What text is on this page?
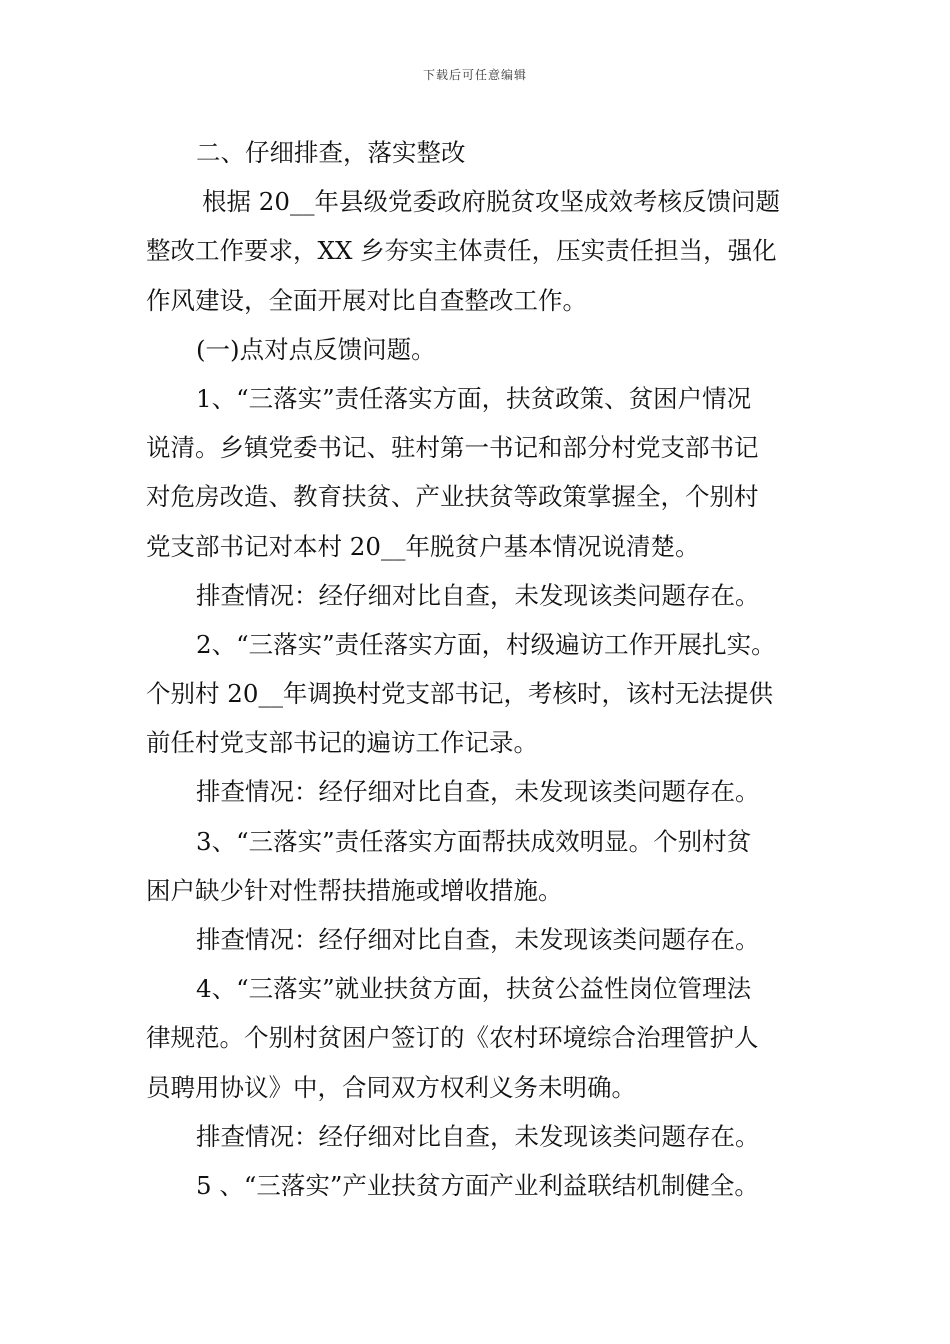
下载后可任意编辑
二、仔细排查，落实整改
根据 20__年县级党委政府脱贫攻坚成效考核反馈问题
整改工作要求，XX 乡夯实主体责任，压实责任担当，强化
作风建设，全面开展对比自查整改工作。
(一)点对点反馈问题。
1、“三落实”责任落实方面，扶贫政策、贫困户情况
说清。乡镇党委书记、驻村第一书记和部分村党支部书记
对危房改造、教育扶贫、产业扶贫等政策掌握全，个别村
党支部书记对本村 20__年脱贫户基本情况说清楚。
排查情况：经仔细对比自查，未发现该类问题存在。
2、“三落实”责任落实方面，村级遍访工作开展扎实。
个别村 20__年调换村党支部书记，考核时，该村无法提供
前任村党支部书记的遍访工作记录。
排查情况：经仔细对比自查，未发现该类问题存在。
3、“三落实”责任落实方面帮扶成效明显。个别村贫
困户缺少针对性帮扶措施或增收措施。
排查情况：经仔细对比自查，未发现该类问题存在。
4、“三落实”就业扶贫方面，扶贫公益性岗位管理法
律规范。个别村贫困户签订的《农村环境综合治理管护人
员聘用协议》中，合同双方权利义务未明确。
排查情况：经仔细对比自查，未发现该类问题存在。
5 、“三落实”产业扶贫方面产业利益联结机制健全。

(OBJECTIVE): Quote the material word for word, dropping any images it holds.

(FULL RESPONSE):
What text is on this page?
下载后可任意编辑
二、仔细排查，落实整改
根据 20__年县级党委政府脱贫攻坚成效考核反馈问题
整改工作要求，XX 乡夯实主体责任，压实责任担当，强化
作风建设，全面开展对比自查整改工作。
(一)点对点反馈问题。
1、“三落实”责任落实方面，扶贫政策、贫困户情况
说清。乡镇党委书记、驻村第一书记和部分村党支部书记
对危房改造、教育扶贫、产业扶贫等政策掌握全，个别村
党支部书记对本村 20__年脱贫户基本情况说清楚。
排查情况：经仔细对比自查，未发现该类问题存在。
2、“三落实”责任落实方面，村级遍访工作开展扎实。
个别村 20__年调换村党支部书记，考核时，该村无法提供
前任村党支部书记的遍访工作记录。
排查情况：经仔细对比自查，未发现该类问题存在。
3、“三落实”责任落实方面帮扶成效明显。个别村贫
困户缺少针对性帮扶措施或增收措施。
排查情况：经仔细对比自查，未发现该类问题存在。
4、“三落实”就业扶贫方面，扶贫公益性岗位管理法
律规范。个别村贫困户签订的《农村环境综合治理管护人
员聘用协议》中，合同双方权利义务未明确。
排查情况：经仔细对比自查，未发现该类问题存在。
5 、“三落实”产业扶贫方面产业利益联结机制健全。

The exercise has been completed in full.